● Goal
Do not carry the pictures over; copy every other part of the entries exactly.

── Supplied material

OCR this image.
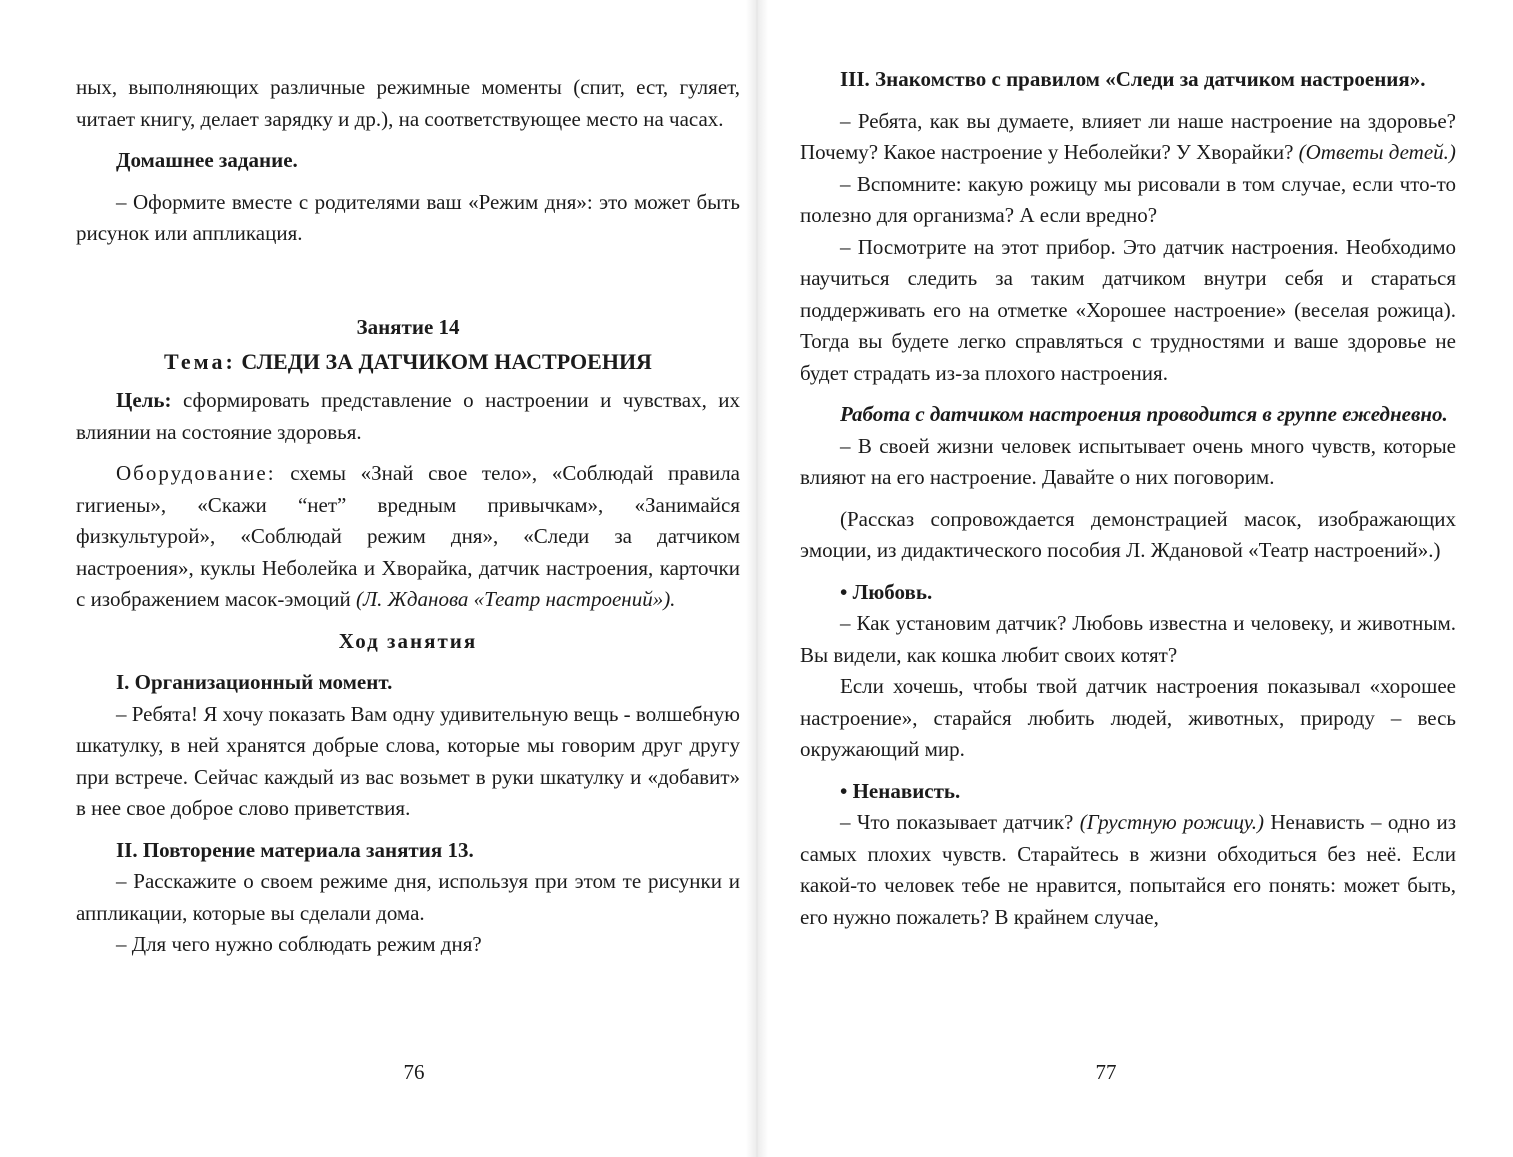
ных, выполняющих различные режимные моменты (спит, ест, гуляет, читает книгу, делает зарядку и др.), на соответствующее место на часах.

Домашнее задание.

– Оформите вместе с родителями ваш «Режим дня»: это может быть рисунок или аппликация.

Занятие 14

Тема: СЛЕДИ ЗА ДАТЧИКОМ НАСТРОЕНИЯ

Цель: сформировать представление о настроении и чувствах, их влиянии на состояние здоровья.

Оборудование: схемы «Знай свое тело», «Соблюдай правила гигиены», «Скажи “нет” вредным привычкам», «Занимайся физкультурой», «Соблюдай режим дня», «Следи за датчиком настроения», куклы Неболейка и Хворайка, датчик настроения, карточки с изображением масок-эмоций (Л. Жданова «Театр настроений»).

Ход занятия

I. Организационный момент.

– Ребята! Я хочу показать Вам одну удивительную вещь - волшебную шкатулку, в ней хранятся добрые слова, которые мы говорим друг другу при встрече. Сейчас каждый из вас возьмет в руки шкатулку и «добавит» в нее свое доброе слово приветствия.

II. Повторение материала занятия 13.

– Расскажите о своем режиме дня, используя при этом те рисунки и аппликации, которые вы сделали дома.

– Для чего нужно соблюдать режим дня?

76

III. Знакомство с правилом «Следи за датчиком настроения».

– Ребята, как вы думаете, влияет ли наше настроение на здоровье? Почему? Какое настроение у Неболейки? У Хворайки? (Ответы детей.)

– Вспомните: какую рожицу мы рисовали в том случае, если что-то полезно для организма? А если вредно?

– Посмотрите на этот прибор. Это датчик настроения. Необходимо научиться следить за таким датчиком внутри себя и стараться поддерживать его на отметке «Хорошее настроение» (веселая рожица). Тогда вы будете легко справляться с трудностями и ваше здоровье не будет страдать из-за плохого настроения.

Работа с датчиком настроения проводится в группе ежедневно.

– В своей жизни человек испытывает очень много чувств, которые влияют на его настроение. Давайте о них поговорим.

(Рассказ сопровождается демонстрацией масок, изображающих эмоции, из дидактического пособия Л. Ждановой «Театр настроений».)

• Любовь.

– Как установим датчик? Любовь известна и человеку, и животным. Вы видели, как кошка любит своих котят?

Если хочешь, чтобы твой датчик настроения показывал «хорошее настроение», старайся любить людей, животных, природу – весь окружающий мир.

• Ненависть.

– Что показывает датчик? (Грустную рожицу.) Ненависть – одно из самых плохих чувств. Старайтесь в жизни обходиться без неё. Если какой-то человек тебе не нравится, попытайся его понять: может быть, его нужно пожалеть? В крайнем случае,

77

────

● Result of the task
OCR this image.
ных, выполняющих различные режимные моменты (спит, ест, гуляет, читает книгу, делает зарядку и др.), на соответствующее место на часах.

Домашнее задание.

– Оформите вместе с родителями ваш «Режим дня»: это может быть рисунок или аппликация.

Занятие 14

Тема: СЛЕДИ ЗА ДАТЧИКОМ НАСТРОЕНИЯ

Цель: сформировать представление о настроении и чувствах, их влиянии на состояние здоровья.

Оборудование: схемы «Знай свое тело», «Соблюдай правила гигиены», «Скажи “нет” вредным привычкам», «Занимайся физкультурой», «Соблюдай режим дня», «Следи за датчиком настроения», куклы Неболейка и Хворайка, датчик настроения, карточки с изображением масок-эмоций (Л. Жданова «Театр настроений»).

Ход занятия

I. Организационный момент.

– Ребята! Я хочу показать Вам одну удивительную вещь - волшебную шкатулку, в ней хранятся добрые слова, которые мы говорим друг другу при встрече. Сейчас каждый из вас возьмет в руки шкатулку и «добавит» в нее свое доброе слово приветствия.

II. Повторение материала занятия 13.

– Расскажите о своем режиме дня, используя при этом те рисунки и аппликации, которые вы сделали дома.

– Для чего нужно соблюдать режим дня?

76

III. Знакомство с правилом «Следи за датчиком настроения».

– Ребята, как вы думаете, влияет ли наше настроение на здоровье? Почему? Какое настроение у Неболейки? У Хворайки? (Ответы детей.)

– Вспомните: какую рожицу мы рисовали в том случае, если что-то полезно для организма? А если вредно?

– Посмотрите на этот прибор. Это датчик настроения. Необходимо научиться следить за таким датчиком внутри себя и стараться поддерживать его на отметке «Хорошее настроение» (веселая рожица). Тогда вы будете легко справляться с трудностями и ваше здоровье не будет страдать из-за плохого настроения.

Работа с датчиком настроения проводится в группе ежедневно.

– В своей жизни человек испытывает очень много чувств, которые влияют на его настроение. Давайте о них поговорим.

(Рассказ сопровождается демонстрацией масок, изображающих эмоции, из дидактического пособия Л. Ждановой «Театр настроений».)

• Любовь.

– Как установим датчик? Любовь известна и человеку, и животным. Вы видели, как кошка любит своих котят?

Если хочешь, чтобы твой датчик настроения показывал «хорошее настроение», старайся любить людей, животных, природу – весь окружающий мир.

• Ненависть.

– Что показывает датчик? (Грустную рожицу.) Ненависть – одно из самых плохих чувств. Старайтесь в жизни обходиться без неё. Если какой-то человек тебе не нравится, попытайся его понять: может быть, его нужно пожалеть? В крайнем случае,

77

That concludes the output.